Prompt: Pick up the text about the Tunisian town of Sbeitla and continue it from the point where it stops.

Extracted text:
The caliph at the time of the battle was Uthman ibn Affan, who set the army under the leadership of Abdullah ibn Saad. At his arrival to Barqa, Uqba ibn Nafi and his troops joined the main army and the two commanders prepared together the plan to conquer Sbeitla. The battle was long and hard, and Caliph Uthman sent reinforcement under the leadership of Abd Allah ibn al-Zubayr. The three leaders prepared a new battle plan and they finally succeeded in taking Sufetula.

The Muslim conquest marked the end of the diocese of Sufetula, which was however nominally revived as a Catholic titular bishopric.

== Geography ==
Sbeitla is located in western central Tunisia. By road it is 33 kilometres (29 mi) north-east of Kasserine, 246 kilometres (180 mi) south-west of Tunis, and 166 kilometres (141 mi) south-west of Sousse. The city is known by its semi-arid climate.

== Culture ==
Thanks to the well preserved archaeological site with its prestigious Roman forum, the cultural activities in Sbeitla have prospered. An annual festival is organised in the forum.

=== Museums ===
The archaeological museum of Sbeitla houses several sculptures and mosaics. It consists of three exhibition rooms: the first one is about the Capsian culture, the second about the rest of Dionysus' empire, and the third contains two mosaics.

=== Festivals ===
Since 2000, the city holds its Spring International festival each year, it is an international celebration where many famous actors like Mahmoud Yacine and authors like Mahmoud Messadi were honored. The city celebrates also its international festival named also festival abadelah of Sbeitla. It was founded in 2000, and it became international in 2013.

Information given:
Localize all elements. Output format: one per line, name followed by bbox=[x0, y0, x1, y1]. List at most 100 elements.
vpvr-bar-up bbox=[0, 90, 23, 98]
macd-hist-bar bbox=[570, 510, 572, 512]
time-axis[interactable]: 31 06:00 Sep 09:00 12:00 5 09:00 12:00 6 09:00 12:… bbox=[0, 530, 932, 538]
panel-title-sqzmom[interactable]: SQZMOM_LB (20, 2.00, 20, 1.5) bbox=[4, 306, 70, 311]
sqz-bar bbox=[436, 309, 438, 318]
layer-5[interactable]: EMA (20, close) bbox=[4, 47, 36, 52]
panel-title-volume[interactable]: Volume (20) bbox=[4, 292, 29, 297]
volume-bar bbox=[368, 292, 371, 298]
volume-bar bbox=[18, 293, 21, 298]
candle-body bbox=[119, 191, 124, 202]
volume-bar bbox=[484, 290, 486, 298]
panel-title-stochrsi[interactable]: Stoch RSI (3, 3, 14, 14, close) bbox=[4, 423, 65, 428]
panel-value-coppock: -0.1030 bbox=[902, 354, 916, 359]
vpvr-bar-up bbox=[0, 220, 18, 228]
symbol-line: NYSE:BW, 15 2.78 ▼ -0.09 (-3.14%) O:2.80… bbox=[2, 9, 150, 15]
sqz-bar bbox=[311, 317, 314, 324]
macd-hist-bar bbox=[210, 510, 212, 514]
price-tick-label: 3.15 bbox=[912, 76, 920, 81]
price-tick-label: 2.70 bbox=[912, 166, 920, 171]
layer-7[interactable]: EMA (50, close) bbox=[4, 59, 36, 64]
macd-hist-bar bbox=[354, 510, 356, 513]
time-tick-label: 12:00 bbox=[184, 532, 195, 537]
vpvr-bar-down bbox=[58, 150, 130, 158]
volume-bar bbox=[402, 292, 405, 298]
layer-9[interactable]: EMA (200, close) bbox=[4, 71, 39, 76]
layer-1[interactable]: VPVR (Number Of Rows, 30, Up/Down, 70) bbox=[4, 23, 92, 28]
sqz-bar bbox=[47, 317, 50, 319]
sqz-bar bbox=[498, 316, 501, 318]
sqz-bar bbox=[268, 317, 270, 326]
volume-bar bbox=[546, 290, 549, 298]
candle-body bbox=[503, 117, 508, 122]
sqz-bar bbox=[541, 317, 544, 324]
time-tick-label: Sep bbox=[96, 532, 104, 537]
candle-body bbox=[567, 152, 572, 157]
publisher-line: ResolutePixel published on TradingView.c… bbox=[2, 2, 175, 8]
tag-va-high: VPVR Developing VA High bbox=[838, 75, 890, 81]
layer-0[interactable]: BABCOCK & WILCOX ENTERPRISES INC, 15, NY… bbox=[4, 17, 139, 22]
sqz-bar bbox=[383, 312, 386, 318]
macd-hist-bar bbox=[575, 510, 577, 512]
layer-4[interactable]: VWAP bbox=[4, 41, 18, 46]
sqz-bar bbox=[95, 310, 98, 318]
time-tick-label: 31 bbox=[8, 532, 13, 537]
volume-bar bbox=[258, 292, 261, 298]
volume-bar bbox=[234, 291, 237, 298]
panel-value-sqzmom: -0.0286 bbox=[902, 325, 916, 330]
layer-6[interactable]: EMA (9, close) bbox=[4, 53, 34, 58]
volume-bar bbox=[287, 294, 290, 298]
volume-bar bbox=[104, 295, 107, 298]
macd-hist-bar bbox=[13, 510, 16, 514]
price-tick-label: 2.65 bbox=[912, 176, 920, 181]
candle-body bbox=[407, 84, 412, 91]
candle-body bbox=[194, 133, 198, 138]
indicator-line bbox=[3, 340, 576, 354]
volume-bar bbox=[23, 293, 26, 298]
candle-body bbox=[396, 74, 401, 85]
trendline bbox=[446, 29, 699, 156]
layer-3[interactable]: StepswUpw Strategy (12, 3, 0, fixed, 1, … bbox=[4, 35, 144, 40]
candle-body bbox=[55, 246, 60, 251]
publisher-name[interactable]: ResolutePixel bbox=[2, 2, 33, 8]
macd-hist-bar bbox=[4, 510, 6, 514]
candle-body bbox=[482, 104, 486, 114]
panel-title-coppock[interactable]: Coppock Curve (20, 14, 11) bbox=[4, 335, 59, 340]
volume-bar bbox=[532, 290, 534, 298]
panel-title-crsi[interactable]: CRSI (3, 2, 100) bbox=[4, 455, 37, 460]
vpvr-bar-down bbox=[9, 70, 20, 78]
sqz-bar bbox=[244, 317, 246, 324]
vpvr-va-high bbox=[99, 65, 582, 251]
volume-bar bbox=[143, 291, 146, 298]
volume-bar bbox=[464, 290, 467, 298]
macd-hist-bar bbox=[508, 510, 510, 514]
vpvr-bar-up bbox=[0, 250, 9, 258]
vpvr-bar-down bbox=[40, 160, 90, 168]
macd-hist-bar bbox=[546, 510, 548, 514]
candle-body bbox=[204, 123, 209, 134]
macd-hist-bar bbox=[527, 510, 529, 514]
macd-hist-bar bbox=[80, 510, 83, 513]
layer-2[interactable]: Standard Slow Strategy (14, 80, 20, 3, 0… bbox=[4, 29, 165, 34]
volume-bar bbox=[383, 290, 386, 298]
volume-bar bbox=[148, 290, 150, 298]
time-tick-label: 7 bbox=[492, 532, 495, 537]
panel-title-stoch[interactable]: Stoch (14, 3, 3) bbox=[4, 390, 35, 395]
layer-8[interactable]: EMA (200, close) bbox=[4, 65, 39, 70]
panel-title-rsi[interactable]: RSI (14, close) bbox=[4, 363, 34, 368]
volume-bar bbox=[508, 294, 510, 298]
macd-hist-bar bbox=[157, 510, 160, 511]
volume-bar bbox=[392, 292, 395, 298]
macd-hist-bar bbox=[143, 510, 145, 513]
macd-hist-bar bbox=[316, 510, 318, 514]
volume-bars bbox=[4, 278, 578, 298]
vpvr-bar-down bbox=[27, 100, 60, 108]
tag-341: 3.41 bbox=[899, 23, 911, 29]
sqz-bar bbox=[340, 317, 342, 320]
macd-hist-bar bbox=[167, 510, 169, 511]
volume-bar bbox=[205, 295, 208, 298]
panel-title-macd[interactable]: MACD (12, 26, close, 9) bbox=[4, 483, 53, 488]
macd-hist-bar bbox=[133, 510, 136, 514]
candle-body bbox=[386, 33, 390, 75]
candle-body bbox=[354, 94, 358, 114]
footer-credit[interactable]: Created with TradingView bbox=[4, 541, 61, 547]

Response to the task:
== Economy ==
The economy of Sbeitla relies on handicraft, agricultural and petroleum production managed by ETAP in the oil field of Douleb.

Smuggling goods and oil from Algerian Borders represent a major parallel economy activity in the region.

=== Agricultural ===
The city is surrounded by a large field of agriculture of olive, almond and animal husbandry. It contains 919 shallow wells, 137 deep wells, a mountain lake and a mountain dam the irrigated Area remains limited to 2930 hectares.

Distribution of irrigated areas in 2008.
| Irrigables Areas (ha) |  |  | irrigated Areas (ha) |  |  | Usage Rate (%) |  |  | Densification Rate (%) |  |  |
|---|---|---|---|---|---|---|---|---|---|---|---|
| Public | Private | Total | Public | Private | Total | Public | Private | Total | Public | Private | Total |
| 992 | 2374 | 3366 | 794 | 2136 | 2930 | 80 | 100 | 90 | 110 | 111 | 111 |

===Petroleum industries===
The Oil field of Douleb is one of the fields explored by ETAP, since April 12, 1968 and it produces 230 000 barrels\year. In 1974, the field reached it maximal productivity with 1200m^{3} per day.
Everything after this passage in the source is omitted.